(Collected data)
....

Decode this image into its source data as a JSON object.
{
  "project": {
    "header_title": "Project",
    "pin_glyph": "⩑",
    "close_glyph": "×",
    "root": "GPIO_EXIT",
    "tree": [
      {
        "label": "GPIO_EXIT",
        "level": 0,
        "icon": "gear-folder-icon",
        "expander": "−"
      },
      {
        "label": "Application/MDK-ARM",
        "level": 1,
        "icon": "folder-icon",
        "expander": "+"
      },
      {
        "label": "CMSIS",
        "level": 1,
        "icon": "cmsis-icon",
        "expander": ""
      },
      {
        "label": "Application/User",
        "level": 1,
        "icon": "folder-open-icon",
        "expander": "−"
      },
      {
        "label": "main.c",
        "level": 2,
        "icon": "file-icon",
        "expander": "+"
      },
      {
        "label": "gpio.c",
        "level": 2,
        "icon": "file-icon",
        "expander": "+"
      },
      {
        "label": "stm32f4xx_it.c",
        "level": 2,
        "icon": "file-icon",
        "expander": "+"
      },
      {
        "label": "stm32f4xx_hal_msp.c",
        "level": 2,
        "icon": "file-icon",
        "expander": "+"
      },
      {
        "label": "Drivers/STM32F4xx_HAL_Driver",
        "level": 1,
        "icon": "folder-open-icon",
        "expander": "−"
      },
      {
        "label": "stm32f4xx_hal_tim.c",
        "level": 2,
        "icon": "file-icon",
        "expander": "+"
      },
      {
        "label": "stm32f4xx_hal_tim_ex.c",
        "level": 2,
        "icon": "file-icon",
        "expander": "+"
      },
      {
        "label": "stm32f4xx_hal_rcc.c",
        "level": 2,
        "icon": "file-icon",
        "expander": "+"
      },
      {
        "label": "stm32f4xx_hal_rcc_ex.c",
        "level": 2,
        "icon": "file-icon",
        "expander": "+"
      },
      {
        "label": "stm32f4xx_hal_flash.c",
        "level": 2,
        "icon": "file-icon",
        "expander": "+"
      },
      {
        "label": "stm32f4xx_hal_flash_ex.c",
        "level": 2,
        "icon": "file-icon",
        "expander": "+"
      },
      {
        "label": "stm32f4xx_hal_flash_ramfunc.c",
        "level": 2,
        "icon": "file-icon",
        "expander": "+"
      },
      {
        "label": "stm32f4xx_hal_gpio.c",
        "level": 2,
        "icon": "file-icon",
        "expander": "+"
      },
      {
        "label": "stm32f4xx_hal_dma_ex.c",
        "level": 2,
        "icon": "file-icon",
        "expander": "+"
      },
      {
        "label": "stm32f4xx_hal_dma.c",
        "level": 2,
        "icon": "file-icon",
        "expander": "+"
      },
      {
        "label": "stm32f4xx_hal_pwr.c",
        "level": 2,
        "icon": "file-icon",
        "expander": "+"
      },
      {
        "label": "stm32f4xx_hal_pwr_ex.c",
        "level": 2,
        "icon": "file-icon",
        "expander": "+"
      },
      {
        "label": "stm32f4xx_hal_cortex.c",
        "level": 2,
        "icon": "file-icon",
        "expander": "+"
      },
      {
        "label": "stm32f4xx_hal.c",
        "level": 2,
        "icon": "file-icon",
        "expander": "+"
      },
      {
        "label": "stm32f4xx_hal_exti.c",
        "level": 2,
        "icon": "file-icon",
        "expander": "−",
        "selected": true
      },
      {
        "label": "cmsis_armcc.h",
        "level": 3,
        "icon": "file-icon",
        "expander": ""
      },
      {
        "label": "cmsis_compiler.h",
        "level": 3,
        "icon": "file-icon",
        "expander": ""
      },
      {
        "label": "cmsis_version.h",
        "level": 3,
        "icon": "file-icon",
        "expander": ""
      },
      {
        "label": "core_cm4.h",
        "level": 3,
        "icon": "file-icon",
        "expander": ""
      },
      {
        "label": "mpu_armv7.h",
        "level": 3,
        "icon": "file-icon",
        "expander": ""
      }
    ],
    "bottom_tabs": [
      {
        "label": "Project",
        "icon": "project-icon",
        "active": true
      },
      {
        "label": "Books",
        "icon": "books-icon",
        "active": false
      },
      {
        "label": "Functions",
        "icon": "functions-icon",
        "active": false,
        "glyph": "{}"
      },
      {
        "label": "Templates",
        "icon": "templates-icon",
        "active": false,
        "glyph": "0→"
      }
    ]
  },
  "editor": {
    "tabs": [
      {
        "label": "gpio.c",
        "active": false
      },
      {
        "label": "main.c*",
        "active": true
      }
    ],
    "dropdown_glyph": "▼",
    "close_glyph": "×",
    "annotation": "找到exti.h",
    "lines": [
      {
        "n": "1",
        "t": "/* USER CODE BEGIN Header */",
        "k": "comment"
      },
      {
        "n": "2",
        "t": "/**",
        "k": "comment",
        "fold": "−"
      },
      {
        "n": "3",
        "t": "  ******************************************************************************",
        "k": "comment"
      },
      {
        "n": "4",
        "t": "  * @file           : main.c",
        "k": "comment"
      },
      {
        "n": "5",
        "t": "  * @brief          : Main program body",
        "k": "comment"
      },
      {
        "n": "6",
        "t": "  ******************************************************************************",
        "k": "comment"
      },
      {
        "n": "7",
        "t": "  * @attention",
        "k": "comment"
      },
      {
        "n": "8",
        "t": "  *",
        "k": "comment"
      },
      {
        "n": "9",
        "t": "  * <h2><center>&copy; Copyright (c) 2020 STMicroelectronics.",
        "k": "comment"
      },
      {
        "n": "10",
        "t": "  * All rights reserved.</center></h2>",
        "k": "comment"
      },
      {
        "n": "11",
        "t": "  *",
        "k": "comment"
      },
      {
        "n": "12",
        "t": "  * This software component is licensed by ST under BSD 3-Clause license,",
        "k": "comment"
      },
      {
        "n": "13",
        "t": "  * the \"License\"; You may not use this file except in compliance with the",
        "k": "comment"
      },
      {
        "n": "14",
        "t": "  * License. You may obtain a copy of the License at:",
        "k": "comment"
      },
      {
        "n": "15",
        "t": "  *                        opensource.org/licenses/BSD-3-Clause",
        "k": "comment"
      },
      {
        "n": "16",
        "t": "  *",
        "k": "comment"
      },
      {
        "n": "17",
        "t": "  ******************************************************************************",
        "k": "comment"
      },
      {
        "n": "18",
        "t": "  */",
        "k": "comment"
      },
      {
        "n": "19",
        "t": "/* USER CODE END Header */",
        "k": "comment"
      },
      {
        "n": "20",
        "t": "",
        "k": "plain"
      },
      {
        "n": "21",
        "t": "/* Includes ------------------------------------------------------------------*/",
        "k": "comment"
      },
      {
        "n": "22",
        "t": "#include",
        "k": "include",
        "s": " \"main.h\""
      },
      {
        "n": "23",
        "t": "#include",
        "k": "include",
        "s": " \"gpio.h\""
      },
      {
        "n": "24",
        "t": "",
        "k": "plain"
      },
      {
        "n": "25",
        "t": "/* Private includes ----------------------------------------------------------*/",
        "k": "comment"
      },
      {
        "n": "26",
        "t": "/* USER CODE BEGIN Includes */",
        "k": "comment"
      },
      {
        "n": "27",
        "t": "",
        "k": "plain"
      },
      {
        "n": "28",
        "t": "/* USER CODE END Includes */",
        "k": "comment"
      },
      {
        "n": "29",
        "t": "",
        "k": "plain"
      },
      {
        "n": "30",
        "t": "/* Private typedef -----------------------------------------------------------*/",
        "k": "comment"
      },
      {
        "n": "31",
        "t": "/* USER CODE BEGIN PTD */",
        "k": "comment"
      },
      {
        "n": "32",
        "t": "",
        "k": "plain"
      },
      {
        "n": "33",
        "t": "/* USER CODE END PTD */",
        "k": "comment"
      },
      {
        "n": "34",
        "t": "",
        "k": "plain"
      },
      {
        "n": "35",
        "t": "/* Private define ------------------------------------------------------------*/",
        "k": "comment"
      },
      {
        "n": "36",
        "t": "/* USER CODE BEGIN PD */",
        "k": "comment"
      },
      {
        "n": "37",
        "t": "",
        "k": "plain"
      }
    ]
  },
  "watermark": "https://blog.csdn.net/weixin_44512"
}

....

**Exercise task**
Considering only the records above, state the number of lines that include the word "Application", with nothing added.

**The answer**
2